(Visual layout records)
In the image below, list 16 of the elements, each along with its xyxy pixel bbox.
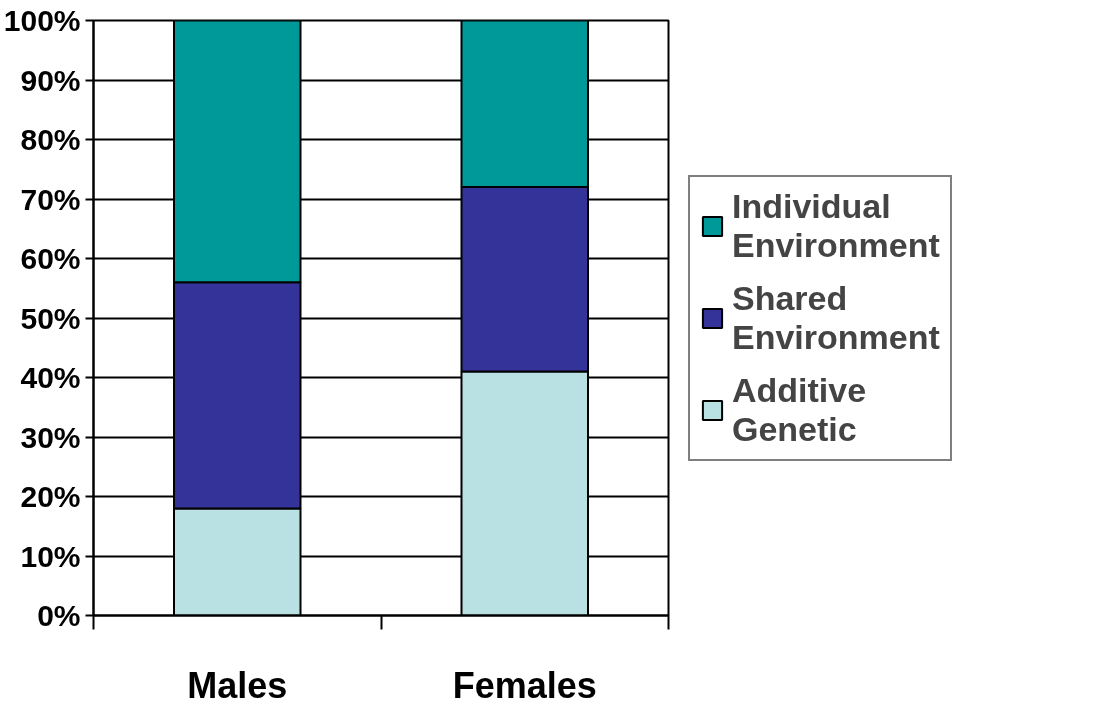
legend-label: Additive Genetic <box>732 370 867 449</box>
y-tick-label: 40% <box>20 361 81 394</box>
y-tick-label: 100% <box>3 4 81 37</box>
y-tick-label: 60% <box>20 242 81 275</box>
legend-label: Individual Environment <box>732 186 940 265</box>
y-tick-label: 20% <box>20 480 81 513</box>
x-tick-label: Males <box>187 664 288 706</box>
y-tick-label: 10% <box>20 539 81 573</box>
y-tick-label: 80% <box>20 123 81 156</box>
x-tick-label: Females <box>452 664 597 706</box>
y-tick-label: 90% <box>20 63 81 97</box>
y-tick-label: 30% <box>20 420 81 454</box>
legend-label: Shared Environment <box>732 278 940 357</box>
y-tick-label: 70% <box>20 182 81 216</box>
y-tick-label: 0% <box>37 599 81 632</box>
y-tick-label: 50% <box>20 301 81 335</box>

_What is required_
Could you quote, word for word, the lines of the listing starting with the line containing "legend-label: Additive Genetic" and continuing through the line containing "legend-label: Individual Environment"?

_Response_
legend-label: Additive Genetic <box>732 370 867 449</box>
y-tick-label: 40% <box>20 361 81 394</box>
y-tick-label: 100% <box>3 4 81 37</box>
y-tick-label: 60% <box>20 242 81 275</box>
legend-label: Individual Environment <box>732 186 940 265</box>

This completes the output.